Problem requirements → Write out each line in which the string "rake" is present.

The data →
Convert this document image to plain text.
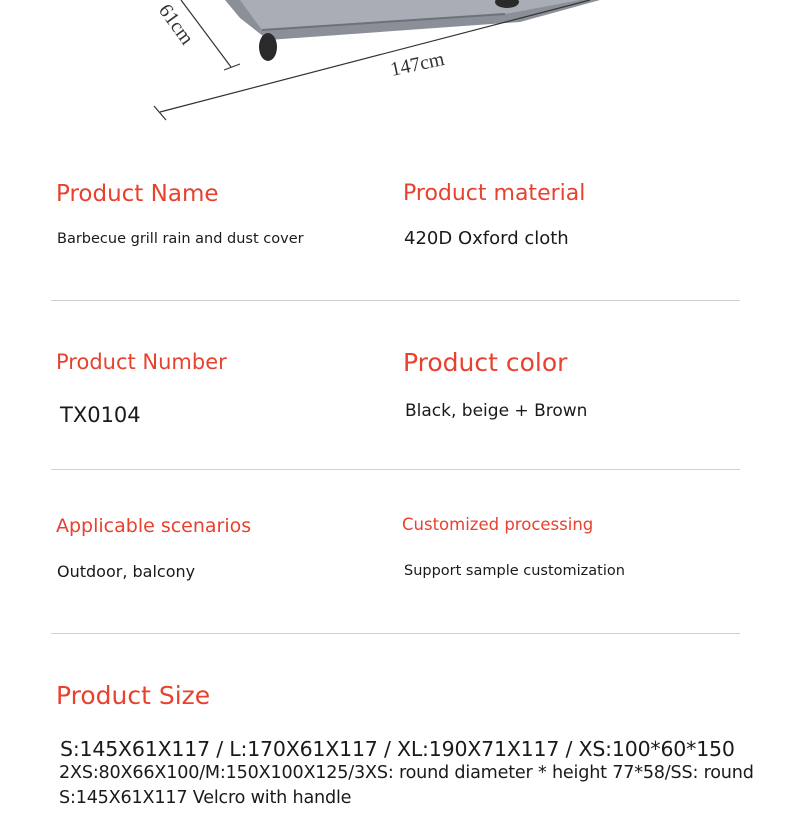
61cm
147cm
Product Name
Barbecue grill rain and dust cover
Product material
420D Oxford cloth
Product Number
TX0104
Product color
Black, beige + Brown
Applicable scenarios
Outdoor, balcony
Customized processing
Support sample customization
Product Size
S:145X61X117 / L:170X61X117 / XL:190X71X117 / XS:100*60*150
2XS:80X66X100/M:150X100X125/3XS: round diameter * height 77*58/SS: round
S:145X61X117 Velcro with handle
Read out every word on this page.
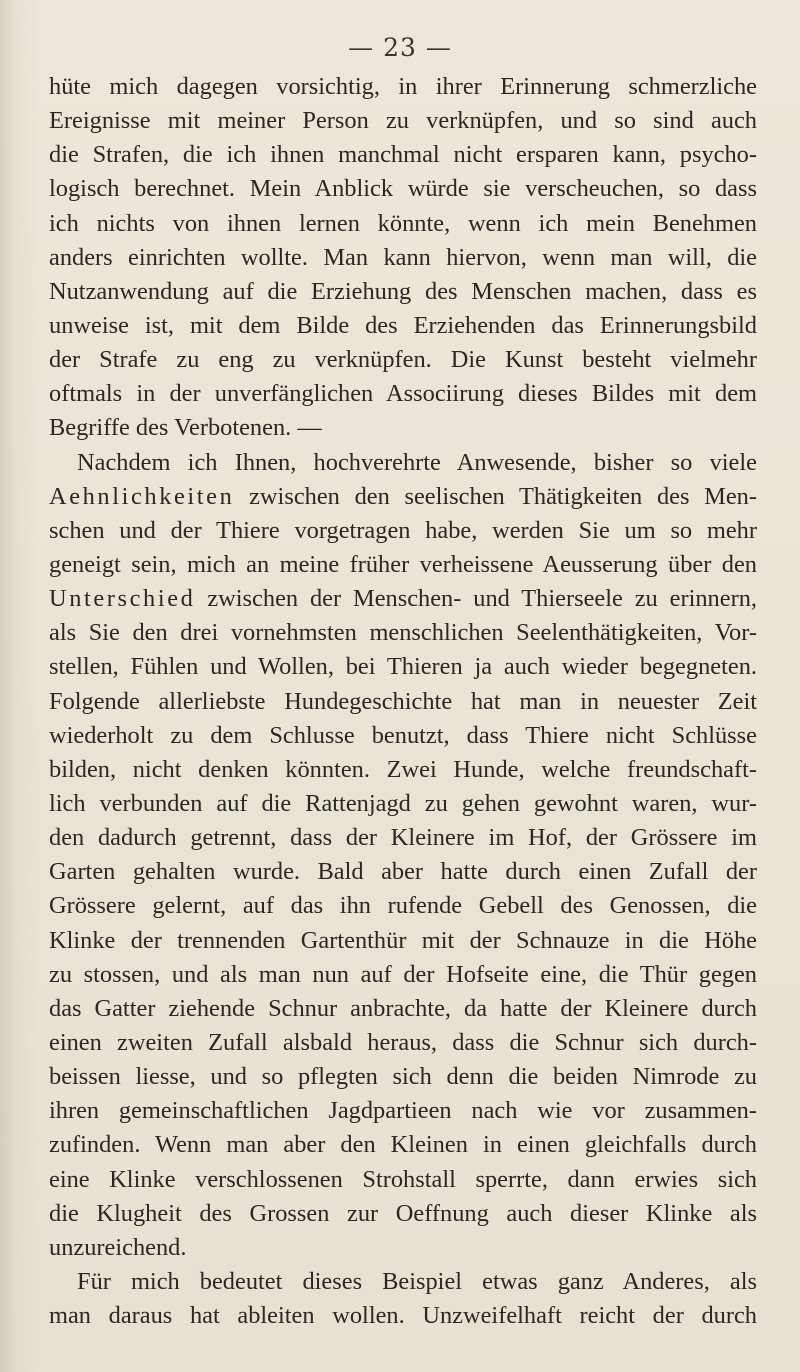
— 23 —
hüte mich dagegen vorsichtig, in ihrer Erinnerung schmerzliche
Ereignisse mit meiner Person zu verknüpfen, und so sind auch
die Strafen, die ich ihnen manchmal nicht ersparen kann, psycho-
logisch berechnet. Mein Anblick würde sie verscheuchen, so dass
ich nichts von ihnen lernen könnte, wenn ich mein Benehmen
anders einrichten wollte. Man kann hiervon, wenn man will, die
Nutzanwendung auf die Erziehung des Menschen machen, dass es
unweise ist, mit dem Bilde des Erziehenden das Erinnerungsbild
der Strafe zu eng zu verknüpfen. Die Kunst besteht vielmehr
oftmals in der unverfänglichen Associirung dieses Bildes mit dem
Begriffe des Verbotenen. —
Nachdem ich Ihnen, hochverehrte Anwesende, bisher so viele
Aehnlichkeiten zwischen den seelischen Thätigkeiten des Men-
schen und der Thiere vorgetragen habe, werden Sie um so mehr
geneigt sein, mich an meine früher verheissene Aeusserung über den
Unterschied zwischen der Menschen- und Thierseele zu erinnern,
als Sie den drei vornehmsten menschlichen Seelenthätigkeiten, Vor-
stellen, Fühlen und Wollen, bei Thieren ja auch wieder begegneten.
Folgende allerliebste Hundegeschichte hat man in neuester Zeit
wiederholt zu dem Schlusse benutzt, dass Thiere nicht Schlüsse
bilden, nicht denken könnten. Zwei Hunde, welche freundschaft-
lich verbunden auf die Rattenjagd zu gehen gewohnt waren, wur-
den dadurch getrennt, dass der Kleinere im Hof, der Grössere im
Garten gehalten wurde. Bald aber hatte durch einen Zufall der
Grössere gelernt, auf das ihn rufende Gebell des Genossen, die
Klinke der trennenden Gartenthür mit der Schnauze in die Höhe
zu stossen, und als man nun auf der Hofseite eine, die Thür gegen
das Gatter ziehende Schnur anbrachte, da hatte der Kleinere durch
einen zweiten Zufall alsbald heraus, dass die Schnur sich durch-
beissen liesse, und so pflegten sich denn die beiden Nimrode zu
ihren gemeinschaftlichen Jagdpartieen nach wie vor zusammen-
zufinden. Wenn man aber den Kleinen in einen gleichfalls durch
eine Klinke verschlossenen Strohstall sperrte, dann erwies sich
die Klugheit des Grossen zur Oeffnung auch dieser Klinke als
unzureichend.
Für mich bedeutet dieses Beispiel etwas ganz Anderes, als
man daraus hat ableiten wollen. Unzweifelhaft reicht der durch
* * *
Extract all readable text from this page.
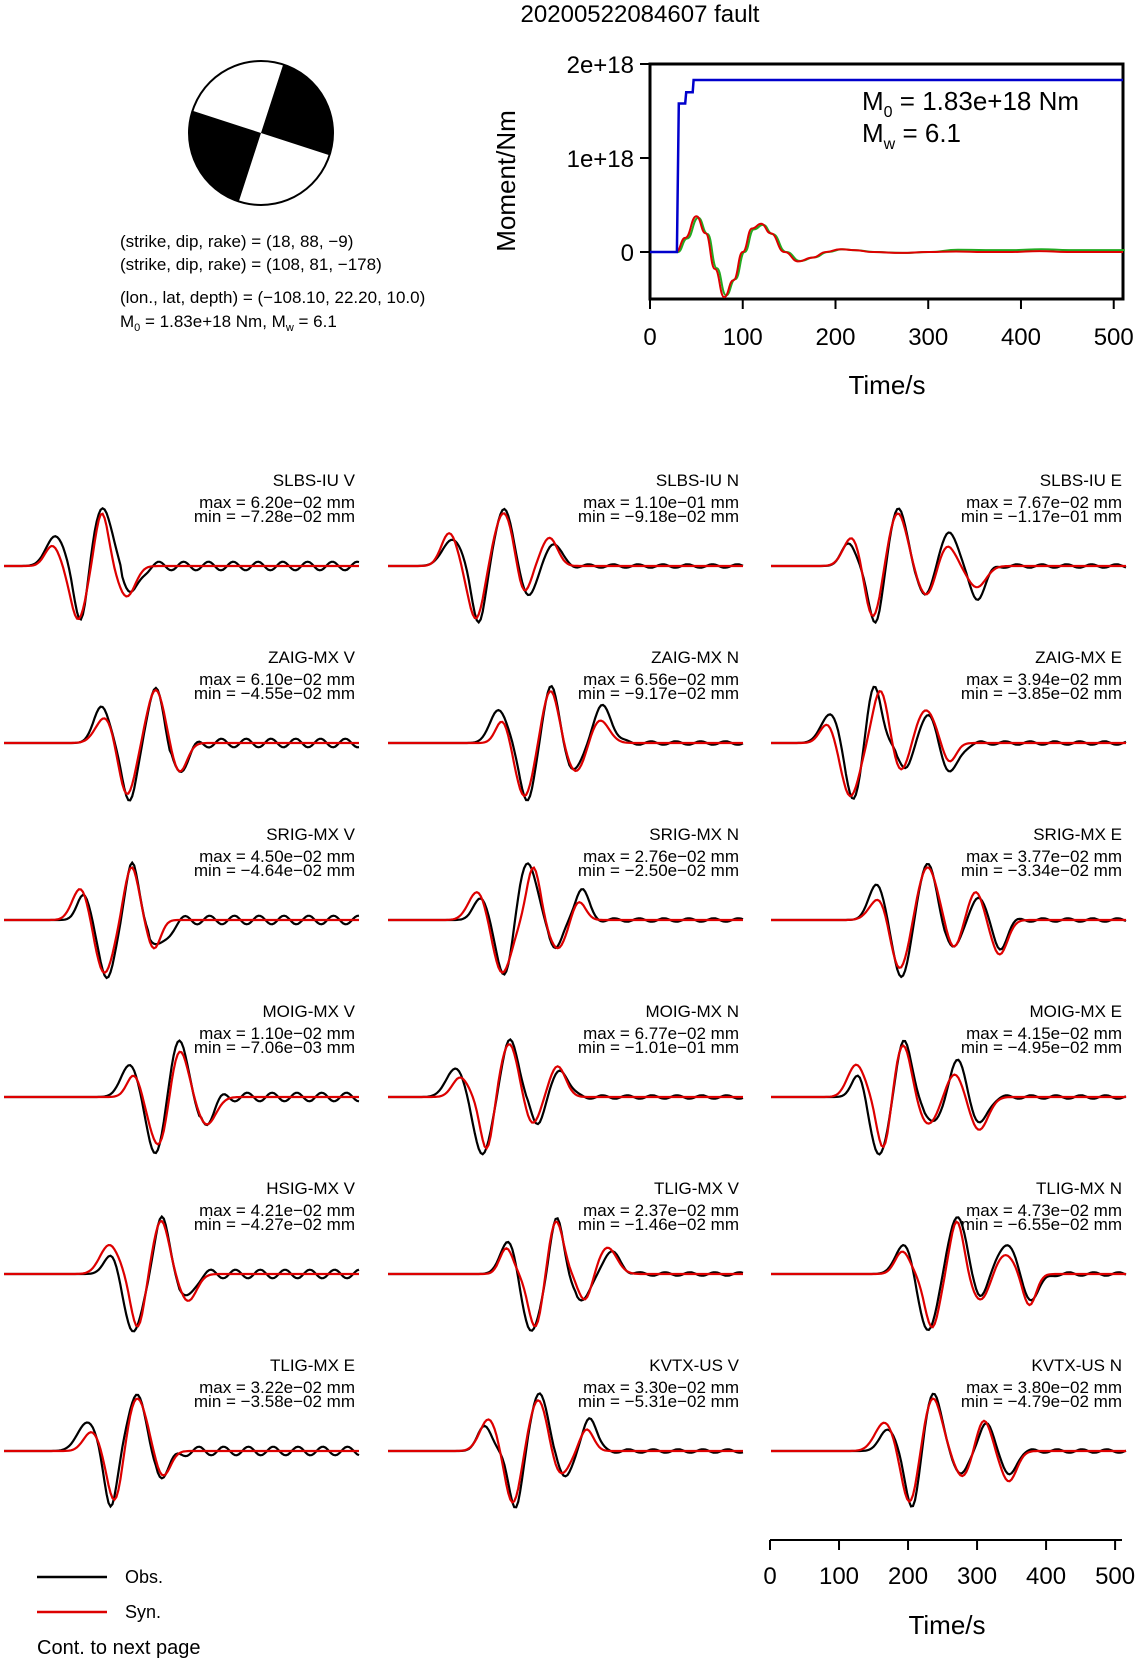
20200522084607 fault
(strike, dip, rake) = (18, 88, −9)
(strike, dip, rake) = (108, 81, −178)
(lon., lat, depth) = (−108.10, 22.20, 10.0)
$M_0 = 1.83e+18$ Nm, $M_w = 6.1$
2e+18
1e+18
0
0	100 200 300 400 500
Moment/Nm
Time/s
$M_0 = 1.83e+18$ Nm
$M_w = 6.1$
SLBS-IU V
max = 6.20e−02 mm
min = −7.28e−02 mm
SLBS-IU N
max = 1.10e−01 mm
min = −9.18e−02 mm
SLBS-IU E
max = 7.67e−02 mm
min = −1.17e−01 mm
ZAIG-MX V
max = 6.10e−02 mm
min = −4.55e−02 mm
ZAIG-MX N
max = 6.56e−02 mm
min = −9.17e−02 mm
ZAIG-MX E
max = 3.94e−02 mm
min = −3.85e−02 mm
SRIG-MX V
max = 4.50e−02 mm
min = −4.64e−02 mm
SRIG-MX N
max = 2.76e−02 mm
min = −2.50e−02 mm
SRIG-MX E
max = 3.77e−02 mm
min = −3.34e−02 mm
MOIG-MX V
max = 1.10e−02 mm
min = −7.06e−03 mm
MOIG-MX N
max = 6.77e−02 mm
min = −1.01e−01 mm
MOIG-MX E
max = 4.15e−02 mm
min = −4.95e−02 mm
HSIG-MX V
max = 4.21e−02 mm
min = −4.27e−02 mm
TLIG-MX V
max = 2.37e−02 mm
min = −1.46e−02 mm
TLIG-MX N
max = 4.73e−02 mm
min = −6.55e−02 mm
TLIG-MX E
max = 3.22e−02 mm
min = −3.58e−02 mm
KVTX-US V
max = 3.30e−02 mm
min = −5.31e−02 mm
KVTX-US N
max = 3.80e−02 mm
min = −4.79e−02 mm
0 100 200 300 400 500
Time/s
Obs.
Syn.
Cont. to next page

Answer to the task →
(strike, dip, rake) = (18, 88, −9)
(strike, dip, rake) = (108, 81, −178)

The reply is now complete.